- **Objective**: Retype each record below word for word. Leave the pictures out.

— Start of Materials provided —

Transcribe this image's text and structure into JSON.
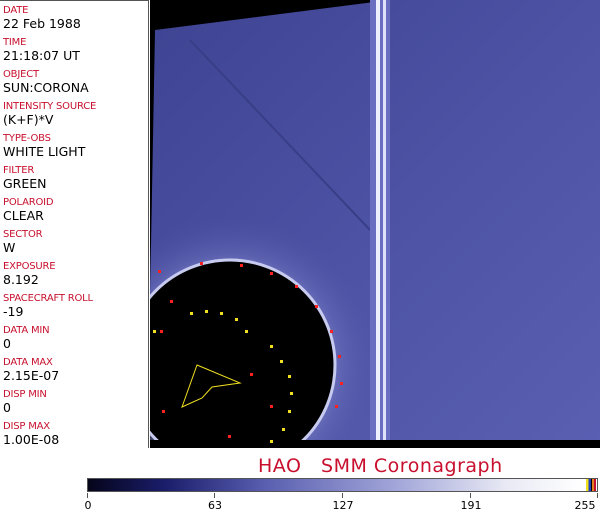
{
  "fields": [
    {
      "label": "DATE",
      "value": "22 Feb 1988"
    },
    {
      "label": "TIME",
      "value": "21:18:07 UT"
    },
    {
      "label": "OBJECT",
      "value": "SUN:CORONA"
    },
    {
      "label": "INTENSITY SOURCE",
      "value": "(K+F)*V"
    },
    {
      "label": "TYPE-OBS",
      "value": "WHITE LIGHT"
    },
    {
      "label": "FILTER",
      "value": "GREEN"
    },
    {
      "label": "POLAROID",
      "value": "CLEAR"
    },
    {
      "label": "SECTOR",
      "value": "W"
    },
    {
      "label": "EXPOSURE",
      "value": "8.192"
    },
    {
      "label": "SPACECRAFT ROLL",
      "value": "-19"
    },
    {
      "label": "DATA MIN",
      "value": "0"
    },
    {
      "label": "DATA MAX",
      "value": "2.15E-07"
    },
    {
      "label": "DISP MIN",
      "value": "0"
    },
    {
      "label": "DISP MAX",
      "value": "1.00E-08"
    }
  ],
  "title": "HAO   SMM Coronagraph",
  "colorbar": {
    "ticks": [
      "0",
      "63",
      "127",
      "191",
      "255"
    ],
    "range": [
      0,
      255
    ],
    "colors": {
      "low": "#05051a",
      "mid": "#5a5fb0",
      "high": "#ffffff"
    }
  },
  "colors": {
    "label": "#c8102e",
    "image_blue": "#4a4f9e"
  }
}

— End of Materials provided —

- **Written response**:
Transcribe this image's text and structure into JSON.
{
  "fields": [
    {
      "label": "DATE",
      "value": "22 Feb 1988"
    },
    {
      "label": "TIME",
      "value": "21:18:07 UT"
    },
    {
      "label": "OBJECT",
      "value": "SUN:CORONA"
    },
    {
      "label": "INTENSITY SOURCE",
      "value": "(K+F)*V"
    },
    {
      "label": "TYPE-OBS",
      "value": "WHITE LIGHT"
    },
    {
      "label": "FILTER",
      "value": "GREEN"
    },
    {
      "label": "POLAROID",
      "value": "CLEAR"
    },
    {
      "label": "SECTOR",
      "value": "W"
    },
    {
      "label": "EXPOSURE",
      "value": "8.192"
    },
    {
      "label": "SPACECRAFT ROLL",
      "value": "-19"
    },
    {
      "label": "DATA MIN",
      "value": "0"
    },
    {
      "label": "DATA MAX",
      "value": "2.15E-07"
    },
    {
      "label": "DISP MIN",
      "value": "0"
    },
    {
      "label": "DISP MAX",
      "value": "1.00E-08"
    }
  ],
  "title": "HAO   SMM Coronagraph",
  "colorbar": {
    "ticks": [
      "0",
      "63",
      "127",
      "191",
      "255"
    ],
    "range": [
      0,
      255
    ],
    "colors": {
      "low": "#05051a",
      "mid": "#5a5fb0",
      "high": "#ffffff"
    }
  },
  "colors": {
    "label": "#c8102e",
    "image_blue": "#4a4f9e"
  }
}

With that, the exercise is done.